EXERCISE OBJECTIVE: Leave out the pictures and transcribe everything else exactly.

RECORDS SHOWN:
*****

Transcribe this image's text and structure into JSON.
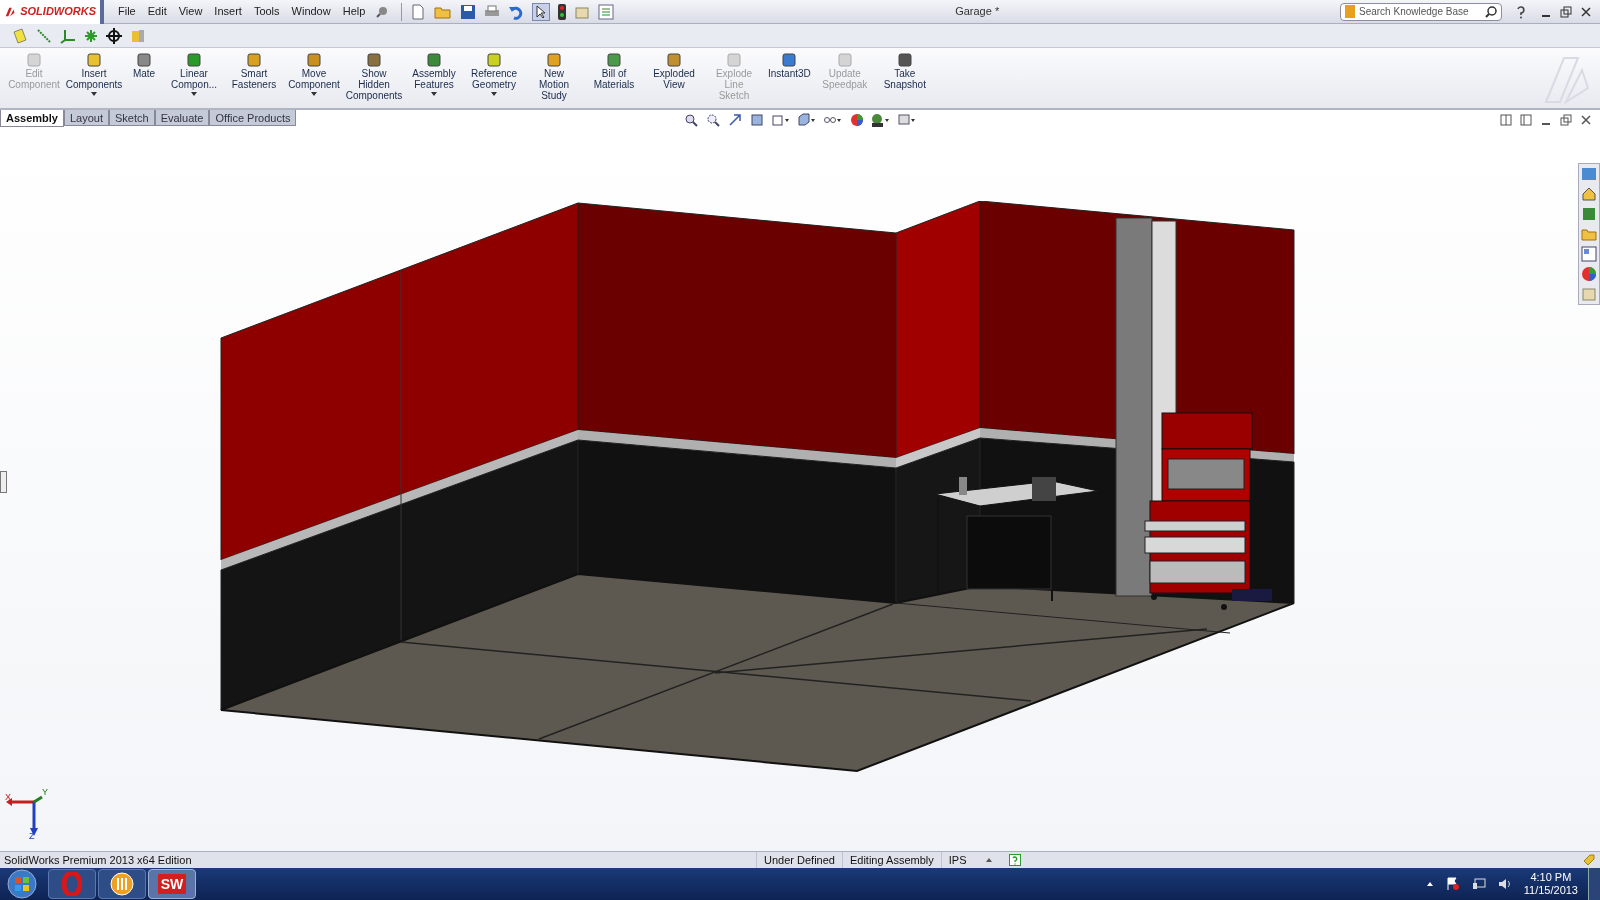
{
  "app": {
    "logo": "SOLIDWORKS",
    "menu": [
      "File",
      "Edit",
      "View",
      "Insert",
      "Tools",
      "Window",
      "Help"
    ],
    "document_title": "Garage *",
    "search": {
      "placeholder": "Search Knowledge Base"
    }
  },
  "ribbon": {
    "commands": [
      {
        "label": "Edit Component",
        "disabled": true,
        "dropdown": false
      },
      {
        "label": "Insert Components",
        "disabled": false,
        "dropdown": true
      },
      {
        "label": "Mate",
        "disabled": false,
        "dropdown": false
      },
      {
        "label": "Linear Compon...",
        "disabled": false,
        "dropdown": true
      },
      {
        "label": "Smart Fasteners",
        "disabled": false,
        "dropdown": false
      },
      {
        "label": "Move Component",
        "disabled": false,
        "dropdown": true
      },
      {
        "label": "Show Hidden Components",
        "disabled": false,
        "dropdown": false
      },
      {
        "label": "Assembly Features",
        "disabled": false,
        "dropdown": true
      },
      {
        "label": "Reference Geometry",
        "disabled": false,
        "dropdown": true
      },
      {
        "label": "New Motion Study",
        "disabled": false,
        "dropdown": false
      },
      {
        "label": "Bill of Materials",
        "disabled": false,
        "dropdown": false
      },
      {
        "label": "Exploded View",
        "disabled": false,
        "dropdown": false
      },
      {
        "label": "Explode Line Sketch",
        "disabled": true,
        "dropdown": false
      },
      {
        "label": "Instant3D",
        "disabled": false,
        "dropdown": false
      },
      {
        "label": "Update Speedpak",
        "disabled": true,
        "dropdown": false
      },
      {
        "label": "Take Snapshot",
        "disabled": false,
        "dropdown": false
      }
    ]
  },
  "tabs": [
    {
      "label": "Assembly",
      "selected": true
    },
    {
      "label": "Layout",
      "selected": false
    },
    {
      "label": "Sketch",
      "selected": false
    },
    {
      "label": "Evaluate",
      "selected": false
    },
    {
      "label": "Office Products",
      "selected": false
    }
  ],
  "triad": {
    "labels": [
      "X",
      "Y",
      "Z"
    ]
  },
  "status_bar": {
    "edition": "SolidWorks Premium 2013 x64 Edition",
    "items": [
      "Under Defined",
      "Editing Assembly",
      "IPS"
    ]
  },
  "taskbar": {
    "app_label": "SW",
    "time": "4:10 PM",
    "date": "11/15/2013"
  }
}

*****

CORRECT OUTPUT:
Transcribe this image's text and structure into JSON.
{
  "app": {
    "logo": "SOLIDWORKS",
    "menu": [
      "File",
      "Edit",
      "View",
      "Insert",
      "Tools",
      "Window",
      "Help"
    ],
    "document_title": "Garage *",
    "search": {
      "placeholder": "Search Knowledge Base"
    }
  },
  "ribbon": {
    "commands": [
      {
        "label": "Edit Component",
        "disabled": true,
        "dropdown": false
      },
      {
        "label": "Insert Components",
        "disabled": false,
        "dropdown": true
      },
      {
        "label": "Mate",
        "disabled": false,
        "dropdown": false
      },
      {
        "label": "Linear Compon...",
        "disabled": false,
        "dropdown": true
      },
      {
        "label": "Smart Fasteners",
        "disabled": false,
        "dropdown": false
      },
      {
        "label": "Move Component",
        "disabled": false,
        "dropdown": true
      },
      {
        "label": "Show Hidden Components",
        "disabled": false,
        "dropdown": false
      },
      {
        "label": "Assembly Features",
        "disabled": false,
        "dropdown": true
      },
      {
        "label": "Reference Geometry",
        "disabled": false,
        "dropdown": true
      },
      {
        "label": "New Motion Study",
        "disabled": false,
        "dropdown": false
      },
      {
        "label": "Bill of Materials",
        "disabled": false,
        "dropdown": false
      },
      {
        "label": "Exploded View",
        "disabled": false,
        "dropdown": false
      },
      {
        "label": "Explode Line Sketch",
        "disabled": true,
        "dropdown": false
      },
      {
        "label": "Instant3D",
        "disabled": false,
        "dropdown": false
      },
      {
        "label": "Update Speedpak",
        "disabled": true,
        "dropdown": false
      },
      {
        "label": "Take Snapshot",
        "disabled": false,
        "dropdown": false
      }
    ]
  },
  "tabs": [
    {
      "label": "Assembly",
      "selected": true
    },
    {
      "label": "Layout",
      "selected": false
    },
    {
      "label": "Sketch",
      "selected": false
    },
    {
      "label": "Evaluate",
      "selected": false
    },
    {
      "label": "Office Products",
      "selected": false
    }
  ],
  "triad": {
    "labels": [
      "X",
      "Y",
      "Z"
    ]
  },
  "status_bar": {
    "edition": "SolidWorks Premium 2013 x64 Edition",
    "items": [
      "Under Defined",
      "Editing Assembly",
      "IPS"
    ]
  },
  "taskbar": {
    "app_label": "SW",
    "time": "4:10 PM",
    "date": "11/15/2013"
  }
}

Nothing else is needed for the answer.